start Provided information

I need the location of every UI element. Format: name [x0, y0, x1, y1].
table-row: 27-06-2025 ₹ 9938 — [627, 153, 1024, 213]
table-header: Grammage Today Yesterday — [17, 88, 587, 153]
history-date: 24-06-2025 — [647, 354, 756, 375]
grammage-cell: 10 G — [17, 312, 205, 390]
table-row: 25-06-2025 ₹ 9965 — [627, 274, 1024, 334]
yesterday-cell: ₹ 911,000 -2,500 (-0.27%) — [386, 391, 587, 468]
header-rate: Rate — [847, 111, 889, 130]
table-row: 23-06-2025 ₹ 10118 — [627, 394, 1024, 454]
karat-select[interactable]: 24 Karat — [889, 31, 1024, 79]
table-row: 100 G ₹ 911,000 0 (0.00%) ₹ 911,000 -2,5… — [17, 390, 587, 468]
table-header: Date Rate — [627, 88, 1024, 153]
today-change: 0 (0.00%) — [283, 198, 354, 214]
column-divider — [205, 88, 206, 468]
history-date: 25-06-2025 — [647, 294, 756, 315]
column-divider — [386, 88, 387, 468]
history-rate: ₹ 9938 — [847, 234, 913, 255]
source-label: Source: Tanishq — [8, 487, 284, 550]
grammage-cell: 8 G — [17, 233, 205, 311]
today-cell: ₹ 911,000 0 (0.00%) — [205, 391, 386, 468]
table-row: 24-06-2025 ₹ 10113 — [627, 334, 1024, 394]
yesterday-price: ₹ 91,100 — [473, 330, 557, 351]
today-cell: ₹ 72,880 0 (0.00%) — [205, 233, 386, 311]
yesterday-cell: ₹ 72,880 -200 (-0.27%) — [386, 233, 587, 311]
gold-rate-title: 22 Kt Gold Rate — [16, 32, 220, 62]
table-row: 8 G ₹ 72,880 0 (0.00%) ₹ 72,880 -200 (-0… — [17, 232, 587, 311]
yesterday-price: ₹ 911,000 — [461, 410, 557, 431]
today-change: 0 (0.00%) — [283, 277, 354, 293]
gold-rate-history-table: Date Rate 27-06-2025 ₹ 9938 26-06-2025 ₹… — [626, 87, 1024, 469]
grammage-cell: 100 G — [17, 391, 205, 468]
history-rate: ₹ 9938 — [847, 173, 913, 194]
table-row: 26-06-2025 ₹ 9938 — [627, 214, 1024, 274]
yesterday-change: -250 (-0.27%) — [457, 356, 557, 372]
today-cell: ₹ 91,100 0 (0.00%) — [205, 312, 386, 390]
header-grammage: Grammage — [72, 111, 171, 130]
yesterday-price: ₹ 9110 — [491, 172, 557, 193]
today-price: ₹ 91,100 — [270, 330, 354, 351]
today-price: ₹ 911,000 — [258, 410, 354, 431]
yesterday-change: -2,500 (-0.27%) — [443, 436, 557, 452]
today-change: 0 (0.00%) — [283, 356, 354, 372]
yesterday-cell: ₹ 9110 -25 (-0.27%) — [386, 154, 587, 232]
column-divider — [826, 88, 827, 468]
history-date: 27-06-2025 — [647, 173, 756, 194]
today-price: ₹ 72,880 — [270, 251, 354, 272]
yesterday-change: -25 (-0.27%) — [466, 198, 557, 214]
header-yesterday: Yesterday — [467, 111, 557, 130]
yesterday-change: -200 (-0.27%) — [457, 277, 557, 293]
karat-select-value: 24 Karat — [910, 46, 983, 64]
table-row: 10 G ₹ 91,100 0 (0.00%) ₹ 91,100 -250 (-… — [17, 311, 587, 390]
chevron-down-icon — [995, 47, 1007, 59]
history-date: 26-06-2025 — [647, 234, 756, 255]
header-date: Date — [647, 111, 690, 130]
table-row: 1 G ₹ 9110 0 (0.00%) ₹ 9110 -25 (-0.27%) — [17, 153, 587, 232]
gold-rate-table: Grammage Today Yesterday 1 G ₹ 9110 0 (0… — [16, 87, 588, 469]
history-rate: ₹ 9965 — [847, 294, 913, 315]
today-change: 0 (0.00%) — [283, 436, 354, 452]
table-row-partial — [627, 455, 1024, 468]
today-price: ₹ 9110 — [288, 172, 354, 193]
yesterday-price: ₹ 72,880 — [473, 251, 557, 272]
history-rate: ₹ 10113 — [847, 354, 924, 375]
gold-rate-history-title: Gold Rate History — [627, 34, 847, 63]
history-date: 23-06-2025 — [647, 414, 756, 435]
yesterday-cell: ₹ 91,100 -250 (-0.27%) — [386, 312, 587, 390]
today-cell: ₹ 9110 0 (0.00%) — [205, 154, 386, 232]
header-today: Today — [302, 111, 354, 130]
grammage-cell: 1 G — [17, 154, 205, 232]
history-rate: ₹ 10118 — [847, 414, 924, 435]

end Provided information

Recast every row above as a numbered list, omitting any blank lines.

*Task solution*:
1. I need the location of every UI element. Format: name [x0, y0, x1, y1].
2. table-row: 27-06-2025 ₹ 9938 — [627, 153, 1024, 213]
3. table-header: Grammage Today Yesterday — [17, 88, 587, 153]
4. history-date: 24-06-2025 — [647, 354, 756, 375]
5. grammage-cell: 10 G — [17, 312, 205, 390]
6. table-row: 25-06-2025 ₹ 9965 — [627, 274, 1024, 334]
7. yesterday-cell: ₹ 911,000 -2,500 (-0.27%) — [386, 391, 587, 468]
8. header-rate: Rate — [847, 111, 889, 130]
9. table-row: 23-06-2025 ₹ 10118 — [627, 394, 1024, 454]
10. karat-select[interactable]: 24 Karat — [889, 31, 1024, 79]
11. table-row: 100 G ₹ 911,000 0 (0.00%) ₹ 911,000 -2,5… — [17, 390, 587, 468]
12. table-header: Date Rate — [627, 88, 1024, 153]
13. today-change: 0 (0.00%) — [283, 198, 354, 214]
14. column-divider — [205, 88, 206, 468]
15. history-date: 25-06-2025 — [647, 294, 756, 315]
16. column-divider — [386, 88, 387, 468]
17. history-rate: ₹ 9938 — [847, 234, 913, 255]
18. source-label: Source: Tanishq — [8, 487, 284, 550]
19. grammage-cell: 8 G — [17, 233, 205, 311]
20. today-cell: ₹ 911,000 0 (0.00%) — [205, 391, 386, 468]
21. table-row: 24-06-2025 ₹ 10113 — [627, 334, 1024, 394]
22. yesterday-price: ₹ 91,100 — [473, 330, 557, 351]
23. today-cell: ₹ 72,880 0 (0.00%) — [205, 233, 386, 311]
24. yesterday-cell: ₹ 72,880 -200 (-0.27%) — [386, 233, 587, 311]
25. gold-rate-title: 22 Kt Gold Rate — [16, 32, 220, 62]
26. table-row: 8 G ₹ 72,880 0 (0.00%) ₹ 72,880 -200 (-0… — [17, 232, 587, 311]
27. yesterday-price: ₹ 911,000 — [461, 410, 557, 431]
28. today-change: 0 (0.00%) — [283, 277, 354, 293]
29. gold-rate-history-table: Date Rate 27-06-2025 ₹ 9938 26-06-2025 ₹… — [626, 87, 1024, 469]
30. grammage-cell: 100 G — [17, 391, 205, 468]
31. history-rate: ₹ 9938 — [847, 173, 913, 194]
32. table-row: 26-06-2025 ₹ 9938 — [627, 214, 1024, 274]
33. yesterday-change: -250 (-0.27%) — [457, 356, 557, 372]
34. today-cell: ₹ 91,100 0 (0.00%) — [205, 312, 386, 390]
35. header-grammage: Grammage — [72, 111, 171, 130]
36. yesterday-price: ₹ 9110 — [491, 172, 557, 193]
37. today-price: ₹ 91,100 — [270, 330, 354, 351]
38. today-price: ₹ 911,000 — [258, 410, 354, 431]
39. yesterday-change: -2,500 (-0.27%) — [443, 436, 557, 452]
40. today-change: 0 (0.00%) — [283, 356, 354, 372]
41. yesterday-cell: ₹ 9110 -25 (-0.27%) — [386, 154, 587, 232]
42. column-divider — [826, 88, 827, 468]
43. history-date: 27-06-2025 — [647, 173, 756, 194]
44. today-price: ₹ 72,880 — [270, 251, 354, 272]
45. yesterday-change: -25 (-0.27%) — [466, 198, 557, 214]
46. header-yesterday: Yesterday — [467, 111, 557, 130]
47. yesterday-change: -200 (-0.27%) — [457, 277, 557, 293]
48. karat-select-value: 24 Karat — [910, 46, 983, 64]
49. table-row: 10 G ₹ 91,100 0 (0.00%) ₹ 91,100 -250 (-… — [17, 311, 587, 390]
50. chevron-down-icon — [995, 47, 1007, 59]
51. history-date: 26-06-2025 — [647, 234, 756, 255]
52. header-date: Date — [647, 111, 690, 130]
53. table-row: 1 G ₹ 9110 0 (0.00%) ₹ 9110 -25 (-0.27%) — [17, 153, 587, 232]
54. gold-rate-table: Grammage Today Yesterday 1 G ₹ 9110 0 (0… — [16, 87, 588, 469]
55. history-rate: ₹ 9965 — [847, 294, 913, 315]
56. today-change: 0 (0.00%) — [283, 436, 354, 452]
57. table-row-partial — [627, 455, 1024, 468]
58. today-price: ₹ 9110 — [288, 172, 354, 193]
59. yesterday-price: ₹ 72,880 — [473, 251, 557, 272]
60. history-rate: ₹ 10113 — [847, 354, 924, 375]
61. gold-rate-history-title: Gold Rate History — [627, 34, 847, 63]
62. history-date: 23-06-2025 — [647, 414, 756, 435]
63. yesterday-cell: ₹ 91,100 -250 (-0.27%) — [386, 312, 587, 390]
64. today-cell: ₹ 9110 0 (0.00%) — [205, 154, 386, 232]
65. header-today: Today — [302, 111, 354, 130]
66. grammage-cell: 1 G — [17, 154, 205, 232]
67. history-rate: ₹ 10118 — [847, 414, 924, 435]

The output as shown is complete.